— Start of Given data —

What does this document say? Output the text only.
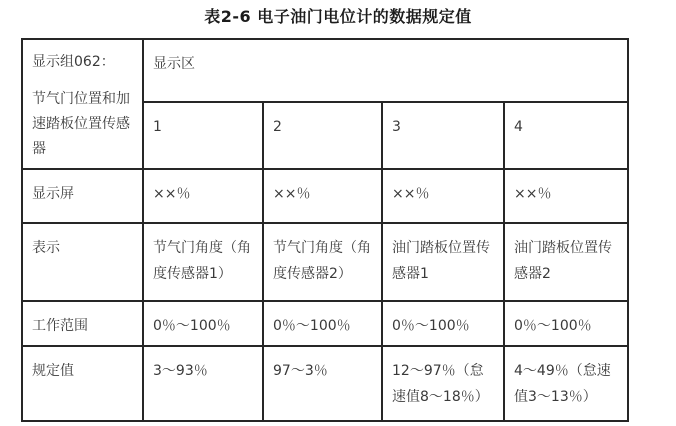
表2-6 电子油门电位计的数据规定值

显示组062：

节气门位置和加速踏板位置传感器	显示区			
	1	2	3	4
显示屏	××％	××％	××％	××％
表示	节气门角度（角度传感器1）	节气门角度（角度传感器2）	油门踏板位置传感器1	油门踏板位置传感器2
工作范围	0％～100％	0％～100％	0％～100％	0％～100％
规定值	3～93％	97～3％	12～97％（怠速值8～18％）	4～49％（怠速值3～13％）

— End of Given data —

**What you are asked to do**
Pictures are excluded; copy every other part of the records exactly.

**Expected answer**
What does this document say? Output the text only.
表2-6 电子油门电位计的数据规定值

显示组062：

节气门位置和加速踏板位置传感器	显示区			
	1	2	3	4
显示屏	××％	××％	××％	××％
表示	节气门角度（角度传感器1）	节气门角度（角度传感器2）	油门踏板位置传感器1	油门踏板位置传感器2
工作范围	0％～100％	0％～100％	0％～100％	0％～100％
规定值	3～93％	97～3％	12～97％（怠速值8～18％）	4～49％（怠速值3～13％）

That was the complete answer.